● Your instructions:
Find the lines holding the string "动手动脑学物理" in the data, then copy all of them.

Dataset excerpt:
** BEGIN **
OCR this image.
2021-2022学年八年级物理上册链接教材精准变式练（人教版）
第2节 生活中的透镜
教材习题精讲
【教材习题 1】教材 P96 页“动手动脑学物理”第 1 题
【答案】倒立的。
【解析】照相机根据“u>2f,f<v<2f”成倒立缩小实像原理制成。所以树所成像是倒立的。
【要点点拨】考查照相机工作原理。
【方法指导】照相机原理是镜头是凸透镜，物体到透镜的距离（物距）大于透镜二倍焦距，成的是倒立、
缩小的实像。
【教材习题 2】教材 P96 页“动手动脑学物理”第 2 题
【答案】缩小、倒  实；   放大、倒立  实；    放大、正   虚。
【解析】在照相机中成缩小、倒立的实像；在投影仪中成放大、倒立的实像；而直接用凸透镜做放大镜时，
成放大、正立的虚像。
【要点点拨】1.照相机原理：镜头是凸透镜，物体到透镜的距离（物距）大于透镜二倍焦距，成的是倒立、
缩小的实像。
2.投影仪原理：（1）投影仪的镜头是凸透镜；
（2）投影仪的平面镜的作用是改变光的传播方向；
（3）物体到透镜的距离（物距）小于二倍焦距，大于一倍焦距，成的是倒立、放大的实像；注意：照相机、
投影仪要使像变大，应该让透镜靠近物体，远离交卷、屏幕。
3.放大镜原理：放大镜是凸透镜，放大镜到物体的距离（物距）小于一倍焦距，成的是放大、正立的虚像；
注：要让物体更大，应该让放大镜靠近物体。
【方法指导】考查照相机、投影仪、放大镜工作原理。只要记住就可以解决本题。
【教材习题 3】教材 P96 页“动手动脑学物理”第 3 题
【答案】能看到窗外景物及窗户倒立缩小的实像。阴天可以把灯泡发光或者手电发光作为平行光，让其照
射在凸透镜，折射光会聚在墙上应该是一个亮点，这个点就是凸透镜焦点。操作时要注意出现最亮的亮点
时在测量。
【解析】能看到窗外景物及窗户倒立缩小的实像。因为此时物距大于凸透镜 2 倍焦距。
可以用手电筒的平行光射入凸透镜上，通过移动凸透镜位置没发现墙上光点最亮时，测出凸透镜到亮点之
** END **
● The response:
【教材习题 1】教材 P96 页“动手动脑学物理”第 1 题
【教材习题 2】教材 P96 页“动手动脑学物理”第 2 题
【教材习题 3】教材 P96 页“动手动脑学物理”第 3 题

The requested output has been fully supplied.